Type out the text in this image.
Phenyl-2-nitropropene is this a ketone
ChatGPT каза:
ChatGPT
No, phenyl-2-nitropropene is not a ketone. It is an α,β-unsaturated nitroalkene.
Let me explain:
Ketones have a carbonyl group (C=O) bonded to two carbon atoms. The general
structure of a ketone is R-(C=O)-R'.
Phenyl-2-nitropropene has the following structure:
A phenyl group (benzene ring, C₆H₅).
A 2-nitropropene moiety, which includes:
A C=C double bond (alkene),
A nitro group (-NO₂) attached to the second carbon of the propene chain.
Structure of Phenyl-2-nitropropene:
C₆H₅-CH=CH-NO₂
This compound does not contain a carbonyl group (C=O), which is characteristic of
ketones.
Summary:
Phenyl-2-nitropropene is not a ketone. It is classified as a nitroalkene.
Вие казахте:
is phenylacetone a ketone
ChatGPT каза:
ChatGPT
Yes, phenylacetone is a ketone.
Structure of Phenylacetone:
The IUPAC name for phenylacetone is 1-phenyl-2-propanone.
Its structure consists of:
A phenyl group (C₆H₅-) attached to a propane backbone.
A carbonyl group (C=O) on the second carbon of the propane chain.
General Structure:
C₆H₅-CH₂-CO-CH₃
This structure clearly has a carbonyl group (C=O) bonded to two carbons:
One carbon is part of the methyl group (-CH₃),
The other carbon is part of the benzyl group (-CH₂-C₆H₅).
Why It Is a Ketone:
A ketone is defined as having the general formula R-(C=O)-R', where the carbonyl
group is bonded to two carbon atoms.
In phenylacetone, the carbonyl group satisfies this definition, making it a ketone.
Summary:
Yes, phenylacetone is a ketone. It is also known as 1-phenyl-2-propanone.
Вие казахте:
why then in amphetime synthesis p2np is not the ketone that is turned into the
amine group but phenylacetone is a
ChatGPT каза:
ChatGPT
--
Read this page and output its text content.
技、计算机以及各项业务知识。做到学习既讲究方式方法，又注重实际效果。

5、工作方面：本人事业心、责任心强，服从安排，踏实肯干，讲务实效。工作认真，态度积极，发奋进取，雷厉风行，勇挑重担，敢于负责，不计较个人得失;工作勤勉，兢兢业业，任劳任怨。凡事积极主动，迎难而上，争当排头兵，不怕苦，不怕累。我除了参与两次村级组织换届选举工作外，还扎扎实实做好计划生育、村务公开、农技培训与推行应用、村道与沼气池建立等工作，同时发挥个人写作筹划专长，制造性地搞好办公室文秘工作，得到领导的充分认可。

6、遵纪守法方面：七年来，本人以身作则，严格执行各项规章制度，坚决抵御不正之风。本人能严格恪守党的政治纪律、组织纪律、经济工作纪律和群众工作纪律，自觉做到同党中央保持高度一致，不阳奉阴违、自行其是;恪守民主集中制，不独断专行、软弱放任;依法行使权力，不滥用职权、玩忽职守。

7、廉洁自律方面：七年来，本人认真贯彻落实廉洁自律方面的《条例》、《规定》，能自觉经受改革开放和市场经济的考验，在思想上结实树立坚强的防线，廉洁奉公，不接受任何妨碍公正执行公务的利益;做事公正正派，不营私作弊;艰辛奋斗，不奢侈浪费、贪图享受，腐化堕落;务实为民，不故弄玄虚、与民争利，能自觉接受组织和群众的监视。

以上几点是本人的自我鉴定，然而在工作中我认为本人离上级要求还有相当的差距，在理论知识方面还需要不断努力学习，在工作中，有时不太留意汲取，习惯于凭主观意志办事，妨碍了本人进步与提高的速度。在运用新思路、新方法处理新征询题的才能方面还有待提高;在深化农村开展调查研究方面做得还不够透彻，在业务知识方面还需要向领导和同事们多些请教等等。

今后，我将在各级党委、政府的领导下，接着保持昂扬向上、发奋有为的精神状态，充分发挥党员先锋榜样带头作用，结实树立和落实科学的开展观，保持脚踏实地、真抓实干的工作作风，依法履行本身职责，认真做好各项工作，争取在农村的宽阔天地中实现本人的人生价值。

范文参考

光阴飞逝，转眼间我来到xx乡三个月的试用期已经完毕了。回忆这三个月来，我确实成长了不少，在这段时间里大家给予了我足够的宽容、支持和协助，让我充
...
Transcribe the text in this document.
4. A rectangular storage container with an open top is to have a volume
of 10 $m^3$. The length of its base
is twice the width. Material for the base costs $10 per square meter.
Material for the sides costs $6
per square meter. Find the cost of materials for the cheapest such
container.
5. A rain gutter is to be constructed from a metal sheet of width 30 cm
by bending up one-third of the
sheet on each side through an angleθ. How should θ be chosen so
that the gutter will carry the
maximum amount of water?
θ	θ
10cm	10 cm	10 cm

◆ Written task ◆
What is the number of lines that contain "atoms"? Reply with that number alone.

◆ Task answer ◆
2